→ PROBLEM DESCRIPTION: In the listing below, count the lines containing the string "professional" and state only the number.

→ SUPPLIED DATA:
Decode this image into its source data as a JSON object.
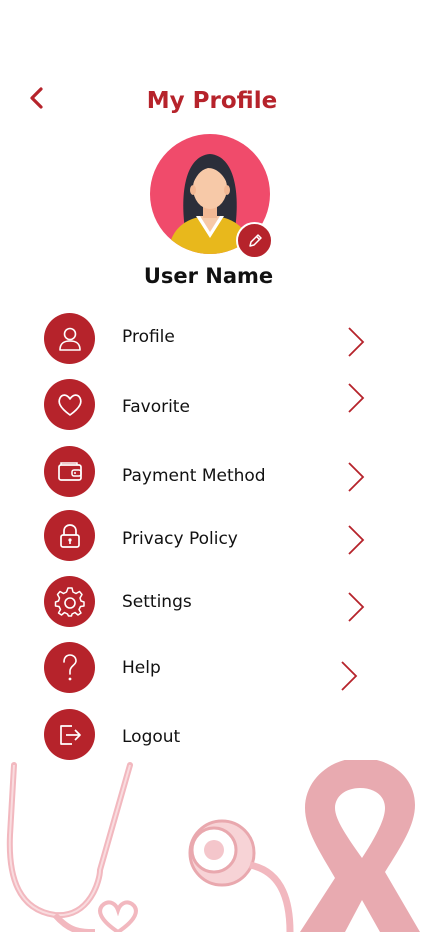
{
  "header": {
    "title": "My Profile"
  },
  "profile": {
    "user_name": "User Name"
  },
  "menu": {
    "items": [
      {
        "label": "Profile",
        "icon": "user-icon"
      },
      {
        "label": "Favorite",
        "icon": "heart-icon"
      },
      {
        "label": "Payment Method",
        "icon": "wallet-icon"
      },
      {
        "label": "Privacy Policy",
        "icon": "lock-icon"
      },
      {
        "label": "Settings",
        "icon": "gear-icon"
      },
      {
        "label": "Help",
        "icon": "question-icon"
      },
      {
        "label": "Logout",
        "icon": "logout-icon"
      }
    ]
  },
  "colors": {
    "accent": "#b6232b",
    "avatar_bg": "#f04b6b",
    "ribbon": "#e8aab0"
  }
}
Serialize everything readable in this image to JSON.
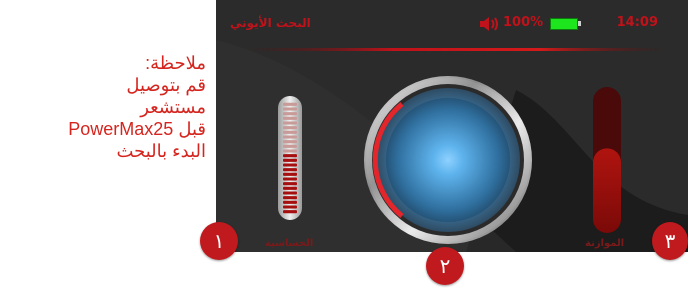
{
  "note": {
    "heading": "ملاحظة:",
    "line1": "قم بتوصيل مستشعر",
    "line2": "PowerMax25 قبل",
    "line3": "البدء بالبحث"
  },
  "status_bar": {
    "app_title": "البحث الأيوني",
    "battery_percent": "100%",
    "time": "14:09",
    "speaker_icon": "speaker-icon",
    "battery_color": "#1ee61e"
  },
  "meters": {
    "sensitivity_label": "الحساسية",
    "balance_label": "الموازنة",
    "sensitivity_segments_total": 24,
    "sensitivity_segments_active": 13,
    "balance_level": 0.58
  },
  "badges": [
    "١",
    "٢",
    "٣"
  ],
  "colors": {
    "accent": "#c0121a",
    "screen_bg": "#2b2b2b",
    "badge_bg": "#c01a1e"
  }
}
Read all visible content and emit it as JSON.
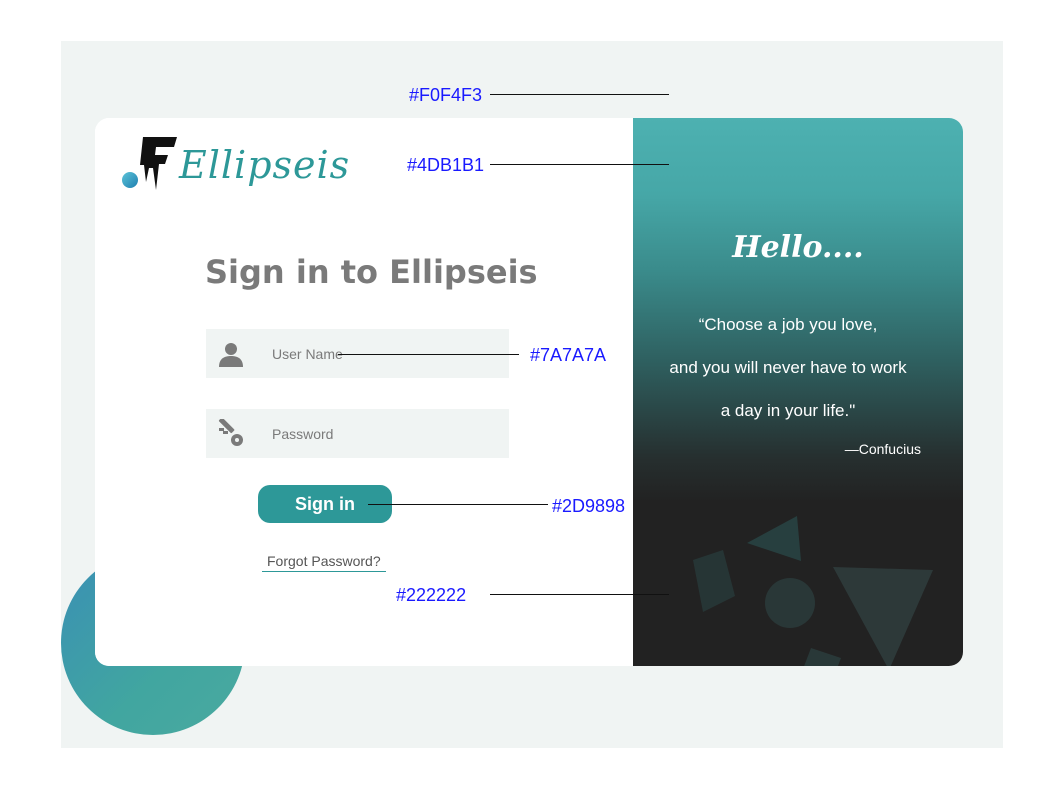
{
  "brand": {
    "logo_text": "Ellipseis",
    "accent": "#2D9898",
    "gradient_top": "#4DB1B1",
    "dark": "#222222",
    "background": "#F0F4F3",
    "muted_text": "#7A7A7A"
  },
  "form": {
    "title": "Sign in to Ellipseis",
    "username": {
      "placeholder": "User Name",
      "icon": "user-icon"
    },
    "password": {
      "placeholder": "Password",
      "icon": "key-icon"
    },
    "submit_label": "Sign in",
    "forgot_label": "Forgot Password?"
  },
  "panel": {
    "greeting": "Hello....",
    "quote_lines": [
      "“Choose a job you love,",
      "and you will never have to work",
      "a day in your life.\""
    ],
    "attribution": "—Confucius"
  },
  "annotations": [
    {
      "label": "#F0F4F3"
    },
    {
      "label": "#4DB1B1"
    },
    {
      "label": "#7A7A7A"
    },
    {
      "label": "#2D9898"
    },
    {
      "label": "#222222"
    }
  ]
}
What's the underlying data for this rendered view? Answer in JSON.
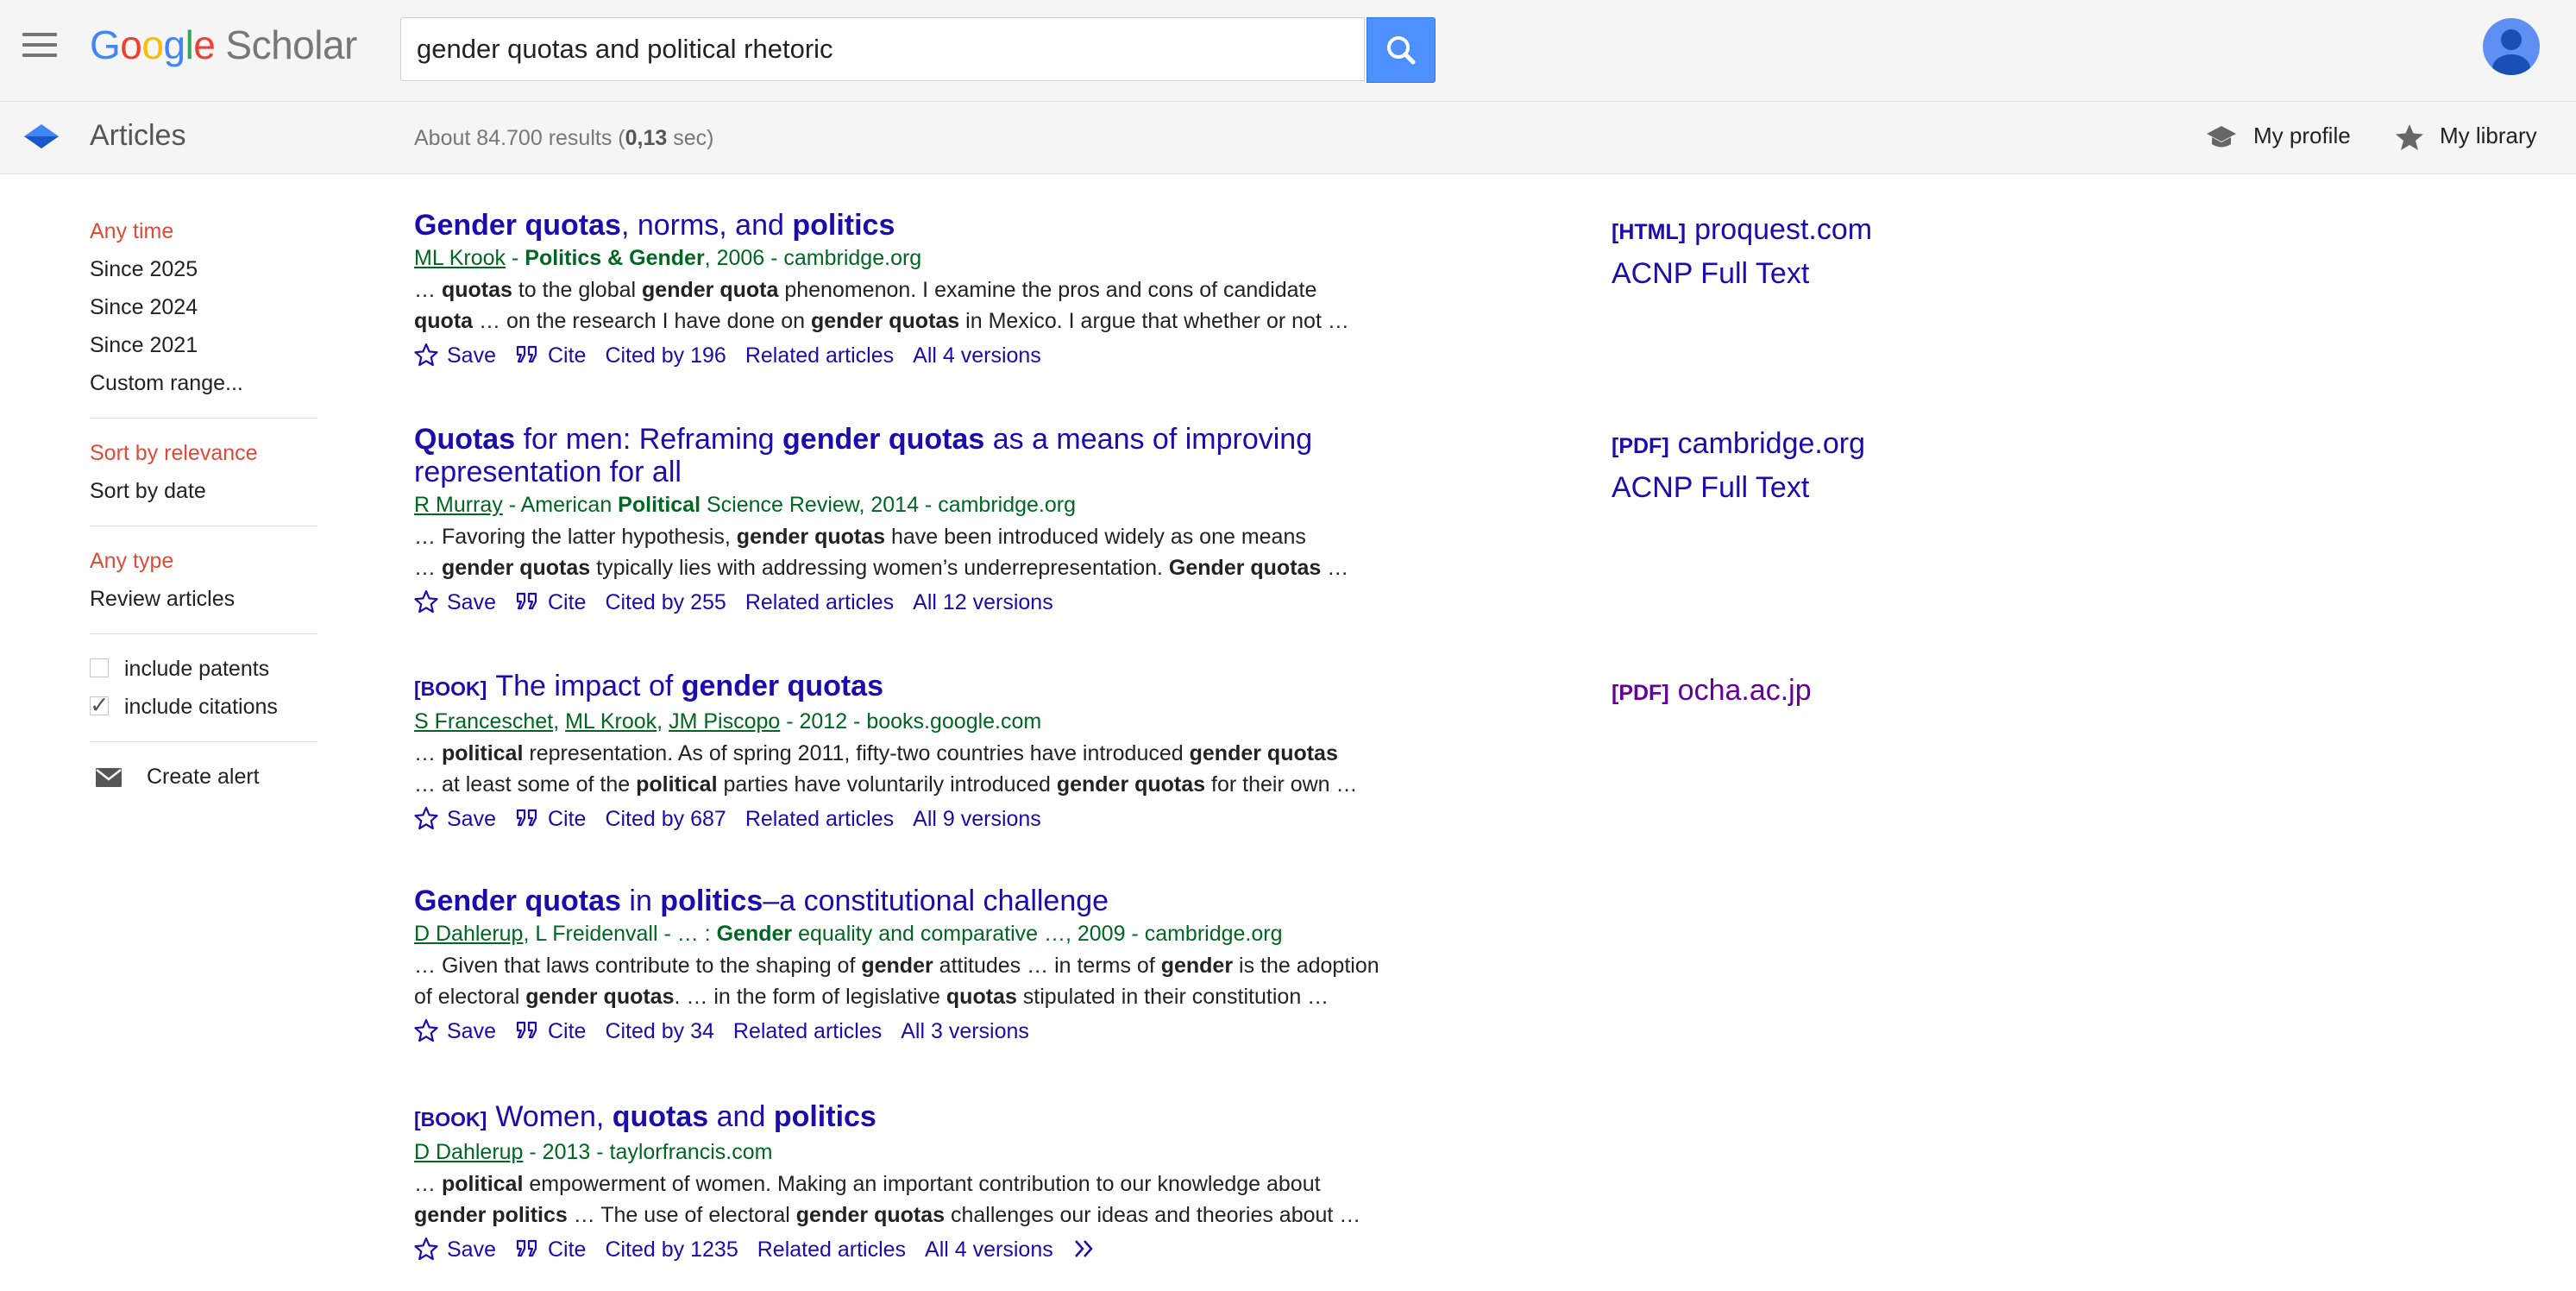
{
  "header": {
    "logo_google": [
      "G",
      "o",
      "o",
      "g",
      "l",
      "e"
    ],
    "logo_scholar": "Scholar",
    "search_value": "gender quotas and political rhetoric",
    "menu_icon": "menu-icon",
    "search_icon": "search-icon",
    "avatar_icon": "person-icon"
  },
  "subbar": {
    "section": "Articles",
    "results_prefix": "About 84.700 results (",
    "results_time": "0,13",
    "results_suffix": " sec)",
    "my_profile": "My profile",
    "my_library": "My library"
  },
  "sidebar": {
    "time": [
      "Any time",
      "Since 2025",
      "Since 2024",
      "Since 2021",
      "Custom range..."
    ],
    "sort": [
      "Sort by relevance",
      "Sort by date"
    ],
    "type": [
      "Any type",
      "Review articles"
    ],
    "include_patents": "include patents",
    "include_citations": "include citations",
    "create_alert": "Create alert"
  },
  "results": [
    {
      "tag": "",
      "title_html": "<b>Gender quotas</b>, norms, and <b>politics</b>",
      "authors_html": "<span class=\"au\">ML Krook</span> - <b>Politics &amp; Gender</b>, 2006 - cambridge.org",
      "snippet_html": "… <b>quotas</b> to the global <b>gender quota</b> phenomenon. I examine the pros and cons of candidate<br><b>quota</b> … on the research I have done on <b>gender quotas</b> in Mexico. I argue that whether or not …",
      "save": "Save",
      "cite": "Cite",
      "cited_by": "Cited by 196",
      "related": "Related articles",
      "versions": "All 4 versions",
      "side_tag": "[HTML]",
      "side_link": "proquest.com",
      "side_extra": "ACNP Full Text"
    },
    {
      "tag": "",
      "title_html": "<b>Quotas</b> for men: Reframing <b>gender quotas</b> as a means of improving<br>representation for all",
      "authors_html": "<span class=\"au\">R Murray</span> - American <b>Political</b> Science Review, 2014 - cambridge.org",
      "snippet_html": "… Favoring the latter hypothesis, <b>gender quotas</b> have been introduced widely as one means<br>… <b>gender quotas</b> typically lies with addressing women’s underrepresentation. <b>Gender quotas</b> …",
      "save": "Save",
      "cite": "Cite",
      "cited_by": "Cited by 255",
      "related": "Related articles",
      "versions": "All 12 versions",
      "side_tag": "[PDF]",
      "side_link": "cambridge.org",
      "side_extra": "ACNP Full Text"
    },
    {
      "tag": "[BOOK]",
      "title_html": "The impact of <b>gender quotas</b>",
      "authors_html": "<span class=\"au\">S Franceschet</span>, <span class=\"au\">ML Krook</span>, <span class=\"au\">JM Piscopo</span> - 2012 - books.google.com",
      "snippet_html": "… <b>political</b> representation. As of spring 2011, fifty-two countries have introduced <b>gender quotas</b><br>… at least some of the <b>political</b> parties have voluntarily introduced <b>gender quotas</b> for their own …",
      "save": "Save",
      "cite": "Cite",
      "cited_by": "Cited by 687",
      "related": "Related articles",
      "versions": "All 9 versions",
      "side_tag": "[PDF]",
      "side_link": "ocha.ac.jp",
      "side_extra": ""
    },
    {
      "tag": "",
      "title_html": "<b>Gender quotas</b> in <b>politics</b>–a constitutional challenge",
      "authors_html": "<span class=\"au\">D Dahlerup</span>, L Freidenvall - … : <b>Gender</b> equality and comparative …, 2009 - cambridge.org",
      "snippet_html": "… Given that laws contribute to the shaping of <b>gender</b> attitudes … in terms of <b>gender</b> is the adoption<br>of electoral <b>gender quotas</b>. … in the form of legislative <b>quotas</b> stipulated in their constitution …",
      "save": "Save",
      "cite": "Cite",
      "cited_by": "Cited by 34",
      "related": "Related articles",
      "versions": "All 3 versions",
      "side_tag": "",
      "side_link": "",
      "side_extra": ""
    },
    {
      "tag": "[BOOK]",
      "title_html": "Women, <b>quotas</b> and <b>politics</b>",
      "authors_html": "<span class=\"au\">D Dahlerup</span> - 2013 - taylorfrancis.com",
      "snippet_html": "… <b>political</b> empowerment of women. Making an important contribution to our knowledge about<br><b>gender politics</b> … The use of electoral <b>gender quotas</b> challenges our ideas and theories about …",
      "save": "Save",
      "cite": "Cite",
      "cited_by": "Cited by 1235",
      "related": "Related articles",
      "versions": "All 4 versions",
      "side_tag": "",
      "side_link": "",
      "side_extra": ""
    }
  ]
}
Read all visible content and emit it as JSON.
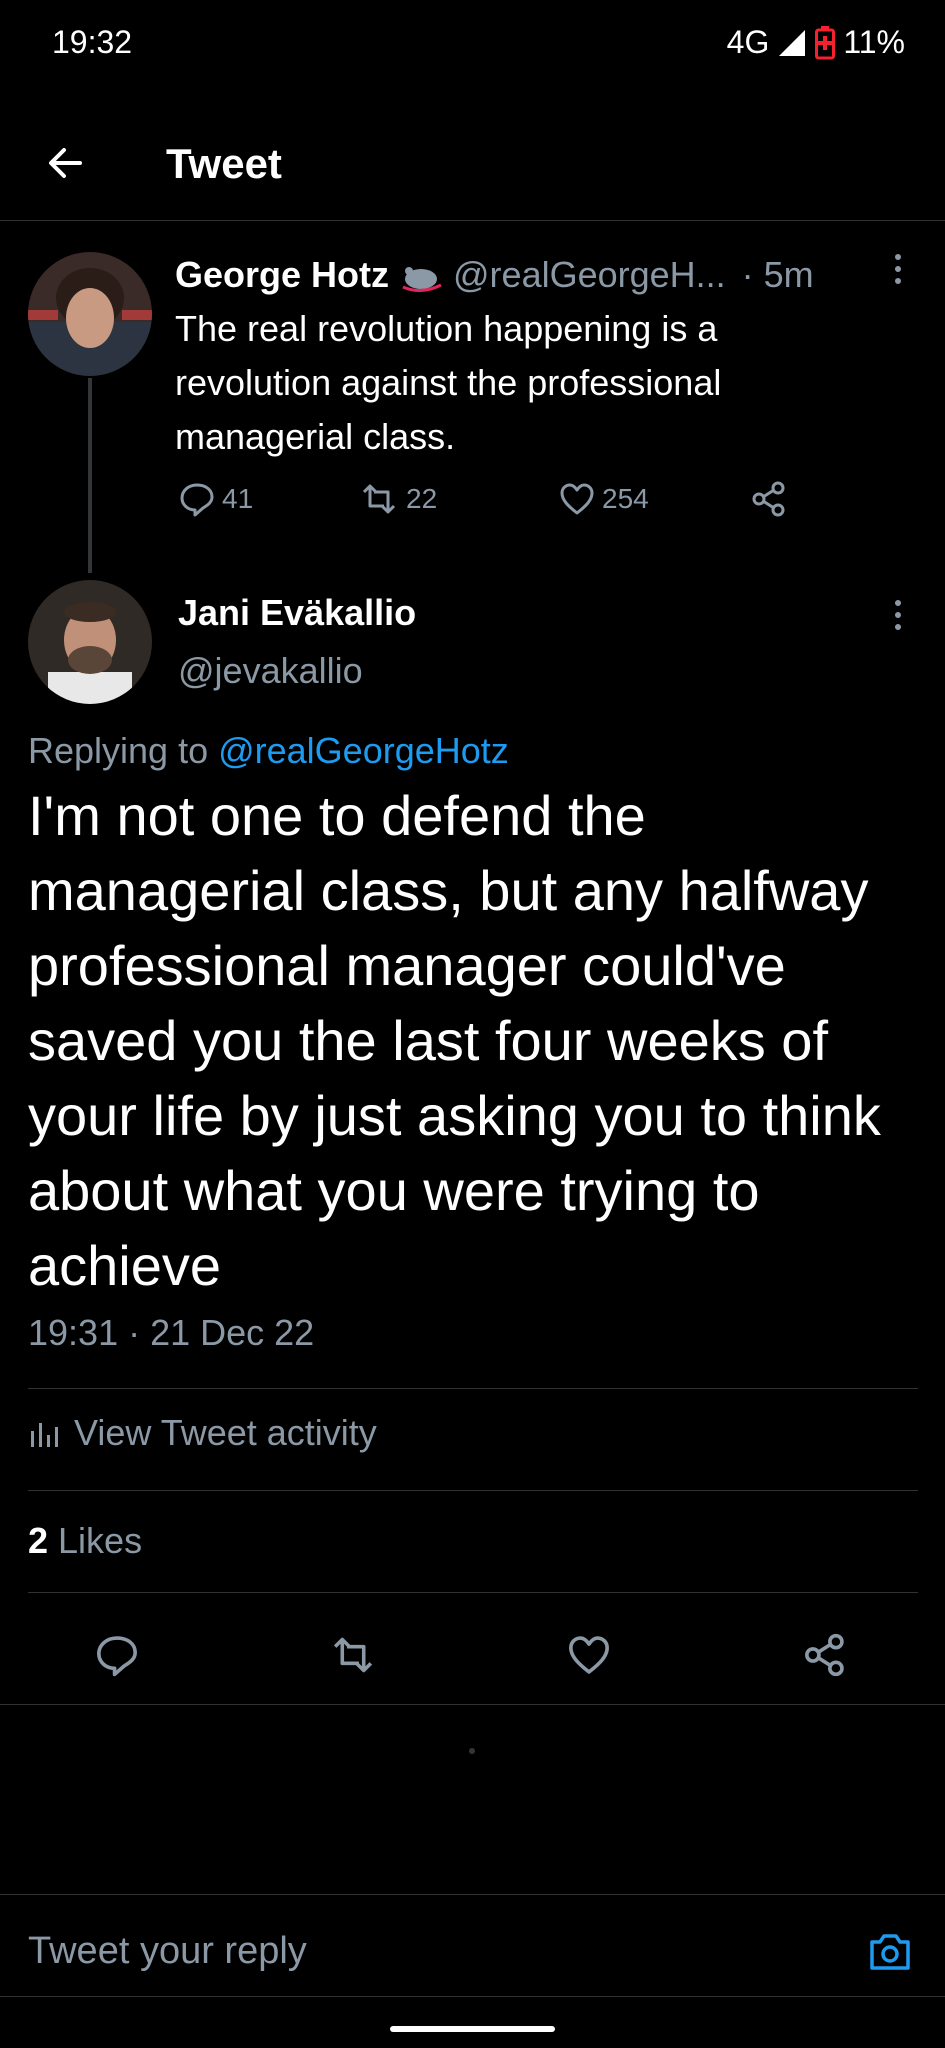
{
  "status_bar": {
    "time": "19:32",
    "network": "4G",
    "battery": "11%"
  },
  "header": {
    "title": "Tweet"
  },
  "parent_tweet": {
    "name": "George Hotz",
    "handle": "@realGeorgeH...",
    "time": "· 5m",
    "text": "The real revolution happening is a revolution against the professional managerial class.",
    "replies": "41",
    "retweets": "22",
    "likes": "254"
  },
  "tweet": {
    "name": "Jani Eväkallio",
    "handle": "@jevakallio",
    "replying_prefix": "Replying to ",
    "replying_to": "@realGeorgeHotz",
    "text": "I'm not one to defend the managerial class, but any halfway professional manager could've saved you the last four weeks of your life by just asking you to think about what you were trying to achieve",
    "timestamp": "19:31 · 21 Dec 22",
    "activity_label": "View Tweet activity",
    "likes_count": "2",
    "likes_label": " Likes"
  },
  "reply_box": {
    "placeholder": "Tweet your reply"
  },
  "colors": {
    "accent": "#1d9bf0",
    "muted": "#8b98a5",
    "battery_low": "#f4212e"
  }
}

→ SOLUTION TO THIS EXERCISE: 2